Exercise data:
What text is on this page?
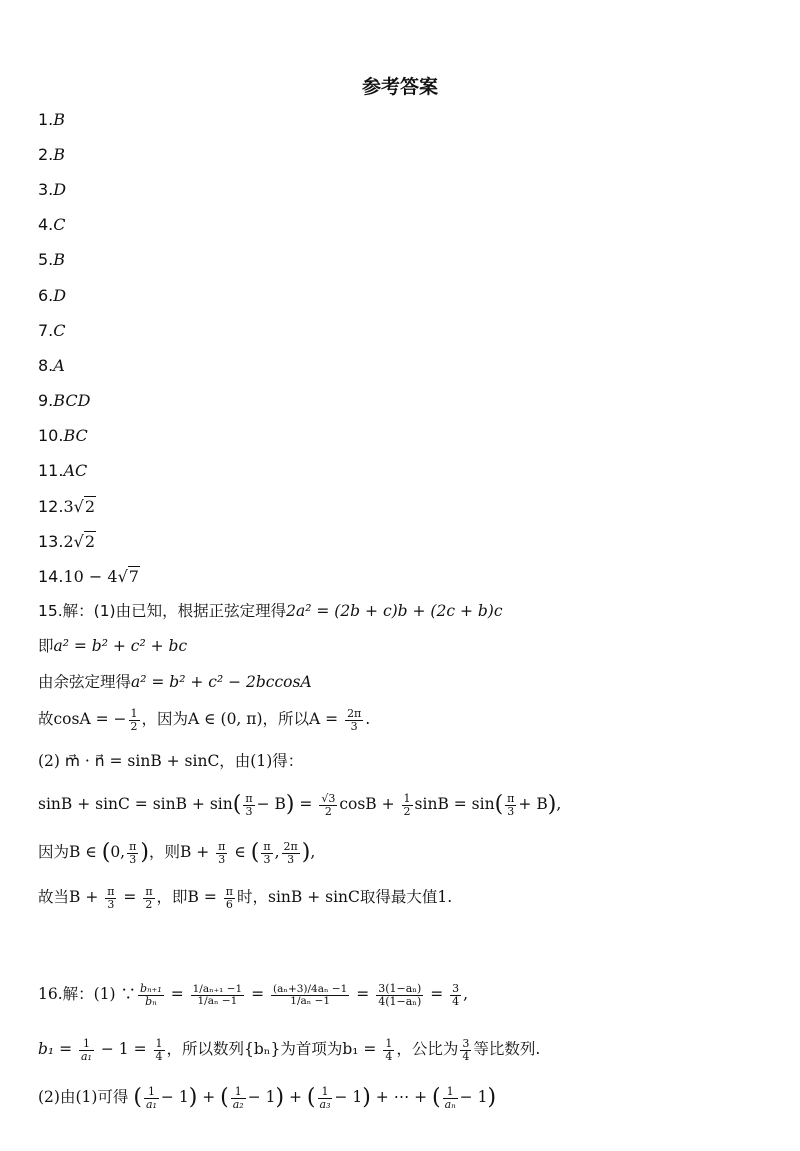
参考答案
1.B
2.B
3.D
4.C
5.B
6.D
7.C
8.A
9.BCD
10.BC
11.AC
12.3√2
13.2√2
14.10 − 4√7
15.解：(1)由已知，根据正弦定理得2a² = (2b + c)b + (2c + b)c
即a² = b² + c² + bc
由余弦定理得a² = b² + c² − 2bccosA
故cosA = − $\frac{1}{2}$ ，因为A ∈ (0, π)，所以$A = \frac{2\pi}{3}$ .
(2) m⃗ · n⃗ = sinB + sinC，由(1)得：
$\sin B + \sin C = \sin B + \sin( \frac{\pi}{3} - B) = \frac{√3}{2}$ $\cos B + \frac{1}{2}$ $\sin B = \sin( \frac{\pi}{3} + B)$,
因为B ∈ (0, $\frac{\pi}{3}$ )，则$B + \frac{\pi}{3}$ ∈ ( $\frac{\pi}{3}$ , $\frac{2\pi}{3}$ ),
故当$B + \frac{\pi}{3} = \frac{\pi}{2}$ ，即$B = \frac{\pi}{6}$ 时，sinB + sinC取得最大值1.
16.解：(1) ∵ $\frac{\text{bₙ₊₁}}{\text{bₙ}} = \frac{\text{1/aₙ₊₁ −1}}{\text{1/aₙ −1}} = \frac{\text{(aₙ+3)/4aₙ −1}}{\text{1/aₙ −1}} = \frac{\text{3(1−aₙ)}}{\text{4(1−aₙ)}} = \frac{3}{4}$ ,
$b_1 = \frac{1}{\text{a₁}} - 1 = \frac{1}{4}$ ，所以数列{bₙ}为首项为$b_1 = \frac{1}{4}$ ，公比为 $\frac{3}{4}$ 等比数列.
(2)由(1)可得 ( $\frac{1}{\text{a₁}} - 1$) + ( $\frac{1}{\text{a₂}} - 1$) + ( $\frac{1}{\text{a₃}} - 1$) + ⋯ + ( $\frac{1}{\text{aₙ}} - 1$)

What you need to do: Return every line in the listing that contains the word "sinB".

Response for this exercise:
(2) m⃗ · n⃗ = sinB + sinC，由(1)得：
故当$B + \frac{\pi}{3} = \frac{\pi}{2}$ ，即$B = \frac{\pi}{6}$ 时，sinB + sinC取得最大值1.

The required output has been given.